**WHAT YOU HAVE TO DO**
Collect each line of the entries that holds the string "title".

**ENTRIES PROVIDED**
* * *

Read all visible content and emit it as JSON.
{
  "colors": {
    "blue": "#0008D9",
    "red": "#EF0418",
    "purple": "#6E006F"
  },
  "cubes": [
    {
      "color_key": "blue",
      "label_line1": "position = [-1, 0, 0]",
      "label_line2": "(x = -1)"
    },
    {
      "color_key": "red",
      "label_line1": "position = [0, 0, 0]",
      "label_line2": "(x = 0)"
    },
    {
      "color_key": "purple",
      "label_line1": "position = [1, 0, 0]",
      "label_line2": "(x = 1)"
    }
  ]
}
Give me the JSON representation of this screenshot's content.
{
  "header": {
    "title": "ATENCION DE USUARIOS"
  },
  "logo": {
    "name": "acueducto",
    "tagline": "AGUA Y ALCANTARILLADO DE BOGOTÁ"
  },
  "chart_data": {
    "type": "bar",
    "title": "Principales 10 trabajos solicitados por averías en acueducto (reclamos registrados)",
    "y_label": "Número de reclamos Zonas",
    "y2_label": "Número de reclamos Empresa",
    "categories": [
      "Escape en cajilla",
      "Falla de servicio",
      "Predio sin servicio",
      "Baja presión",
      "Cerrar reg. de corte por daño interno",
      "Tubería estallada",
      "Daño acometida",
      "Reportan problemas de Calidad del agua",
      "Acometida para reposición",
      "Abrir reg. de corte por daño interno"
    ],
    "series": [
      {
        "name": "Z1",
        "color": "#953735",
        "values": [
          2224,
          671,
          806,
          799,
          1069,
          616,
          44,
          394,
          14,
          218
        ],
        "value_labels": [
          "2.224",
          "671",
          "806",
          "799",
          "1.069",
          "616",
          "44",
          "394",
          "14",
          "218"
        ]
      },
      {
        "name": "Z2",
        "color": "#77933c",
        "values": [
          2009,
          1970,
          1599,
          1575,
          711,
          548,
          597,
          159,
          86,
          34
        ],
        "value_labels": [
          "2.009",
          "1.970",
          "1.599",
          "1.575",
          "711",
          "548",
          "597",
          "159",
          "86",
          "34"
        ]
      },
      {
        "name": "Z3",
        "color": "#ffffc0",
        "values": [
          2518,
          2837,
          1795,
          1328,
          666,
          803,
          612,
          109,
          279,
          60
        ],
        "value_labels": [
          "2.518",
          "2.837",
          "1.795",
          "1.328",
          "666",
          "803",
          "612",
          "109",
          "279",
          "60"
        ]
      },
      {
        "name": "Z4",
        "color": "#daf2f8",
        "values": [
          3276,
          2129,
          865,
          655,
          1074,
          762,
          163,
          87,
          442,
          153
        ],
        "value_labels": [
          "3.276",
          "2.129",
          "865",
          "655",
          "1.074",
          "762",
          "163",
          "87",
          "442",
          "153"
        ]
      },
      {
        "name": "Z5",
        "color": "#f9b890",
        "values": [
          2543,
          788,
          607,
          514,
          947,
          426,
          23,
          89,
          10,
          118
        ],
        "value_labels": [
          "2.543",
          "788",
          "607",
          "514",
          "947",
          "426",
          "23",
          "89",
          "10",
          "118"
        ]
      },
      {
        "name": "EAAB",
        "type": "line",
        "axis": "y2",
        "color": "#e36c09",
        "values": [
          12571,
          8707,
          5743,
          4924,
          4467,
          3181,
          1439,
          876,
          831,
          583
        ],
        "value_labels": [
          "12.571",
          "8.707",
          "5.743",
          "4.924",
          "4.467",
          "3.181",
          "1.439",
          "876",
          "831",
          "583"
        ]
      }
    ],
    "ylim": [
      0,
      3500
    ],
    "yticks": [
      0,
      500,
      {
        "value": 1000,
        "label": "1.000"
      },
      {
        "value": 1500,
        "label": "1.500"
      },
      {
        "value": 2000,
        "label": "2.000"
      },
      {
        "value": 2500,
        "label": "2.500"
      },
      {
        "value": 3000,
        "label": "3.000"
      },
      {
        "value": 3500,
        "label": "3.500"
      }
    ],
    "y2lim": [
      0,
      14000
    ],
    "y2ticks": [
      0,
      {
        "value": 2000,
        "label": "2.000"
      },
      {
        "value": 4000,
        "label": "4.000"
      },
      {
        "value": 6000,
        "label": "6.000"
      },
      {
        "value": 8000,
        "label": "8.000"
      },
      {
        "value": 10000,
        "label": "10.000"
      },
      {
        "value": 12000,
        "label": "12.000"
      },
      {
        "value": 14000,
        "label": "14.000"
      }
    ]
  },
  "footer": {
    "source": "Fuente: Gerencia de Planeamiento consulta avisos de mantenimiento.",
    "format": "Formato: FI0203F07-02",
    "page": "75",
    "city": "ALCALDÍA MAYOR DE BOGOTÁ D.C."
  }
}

* * *

**SOLUTION TO THE PROBLEM**
    "title": "ATENCION DE USUARIOS"
    "title": "Principales 10 trabajos solicitados por averías en acueducto (reclamos registrados)",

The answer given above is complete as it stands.